◆ **What the task requires**:
From the listing below, select every line where the word "Grafen" appears.

** BEGIN Records for this task **

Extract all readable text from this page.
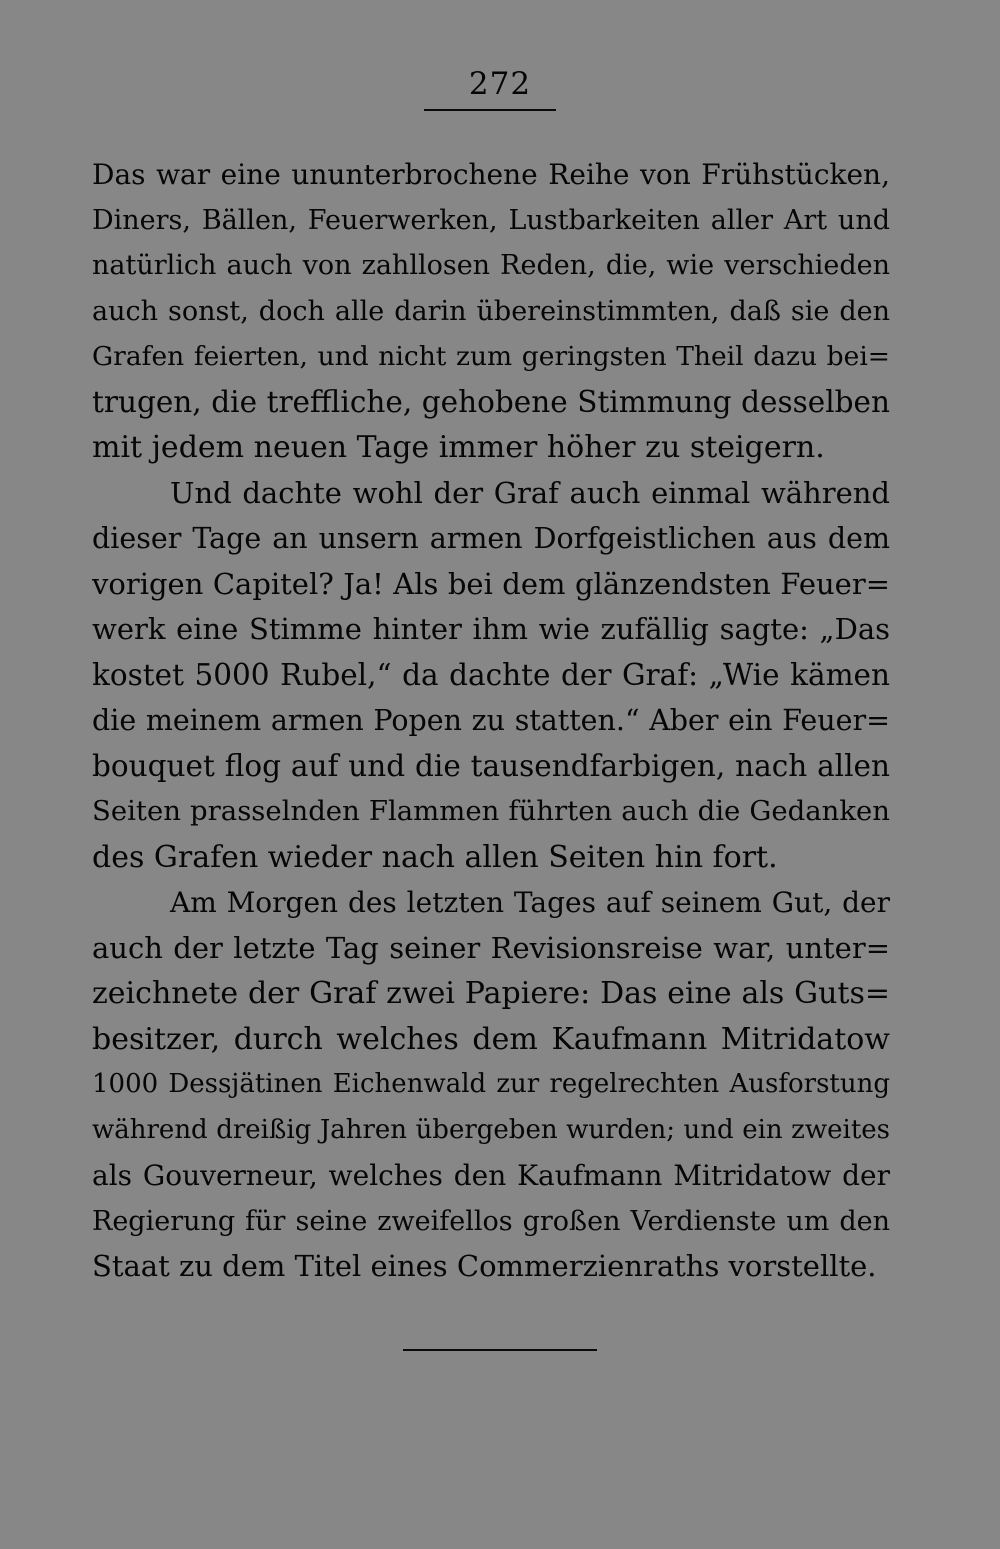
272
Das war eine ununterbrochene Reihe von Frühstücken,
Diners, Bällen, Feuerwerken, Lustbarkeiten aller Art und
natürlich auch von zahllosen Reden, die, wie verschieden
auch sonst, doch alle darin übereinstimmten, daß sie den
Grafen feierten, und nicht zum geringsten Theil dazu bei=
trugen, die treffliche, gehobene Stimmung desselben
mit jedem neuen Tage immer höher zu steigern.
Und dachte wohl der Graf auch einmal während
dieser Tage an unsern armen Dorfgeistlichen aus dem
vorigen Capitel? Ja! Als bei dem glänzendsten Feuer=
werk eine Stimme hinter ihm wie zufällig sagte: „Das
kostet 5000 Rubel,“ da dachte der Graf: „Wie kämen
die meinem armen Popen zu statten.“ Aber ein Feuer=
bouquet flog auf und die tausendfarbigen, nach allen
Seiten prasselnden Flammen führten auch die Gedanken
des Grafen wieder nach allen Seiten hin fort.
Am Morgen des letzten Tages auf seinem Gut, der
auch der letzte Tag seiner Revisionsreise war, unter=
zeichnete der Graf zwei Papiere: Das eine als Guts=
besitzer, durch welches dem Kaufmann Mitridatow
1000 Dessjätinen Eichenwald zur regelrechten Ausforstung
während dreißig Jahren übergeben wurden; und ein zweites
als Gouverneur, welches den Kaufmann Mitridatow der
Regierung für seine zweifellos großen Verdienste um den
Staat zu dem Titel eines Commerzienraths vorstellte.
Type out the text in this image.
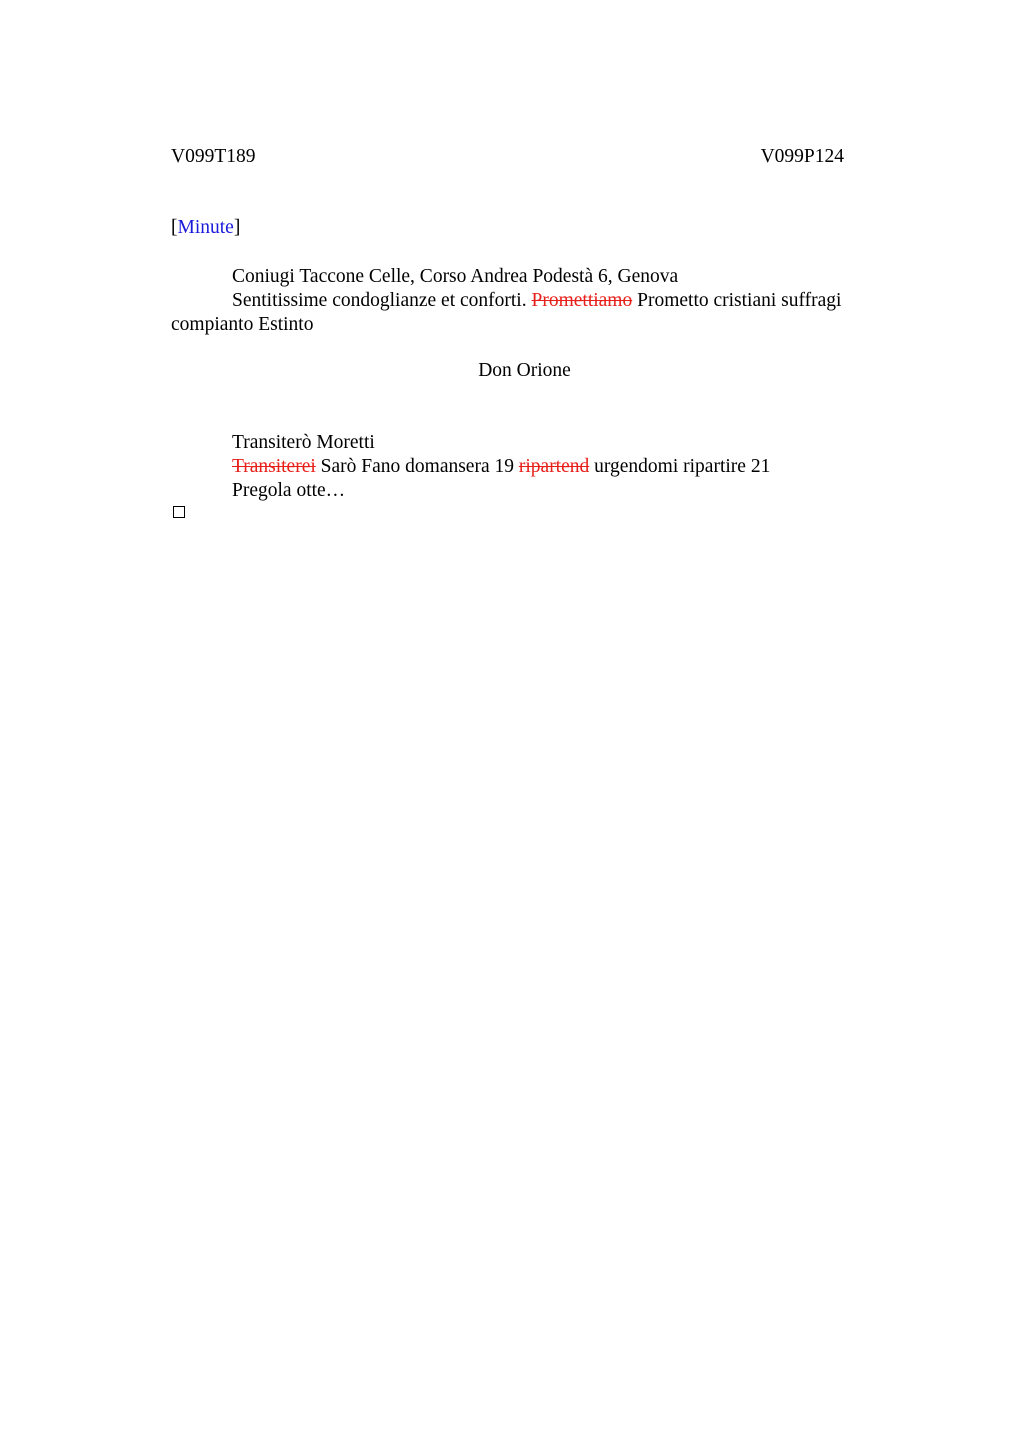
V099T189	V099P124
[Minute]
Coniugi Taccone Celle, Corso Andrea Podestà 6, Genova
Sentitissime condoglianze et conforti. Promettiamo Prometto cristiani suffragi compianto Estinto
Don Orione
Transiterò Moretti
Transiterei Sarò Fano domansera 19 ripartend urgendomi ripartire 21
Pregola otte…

** END Records for this task **

◆ **Answer to the exercise**:
Grafen feierten, und nicht zum geringsten Theil dazu bei=
des Grafen wieder nach allen Seiten hin fort.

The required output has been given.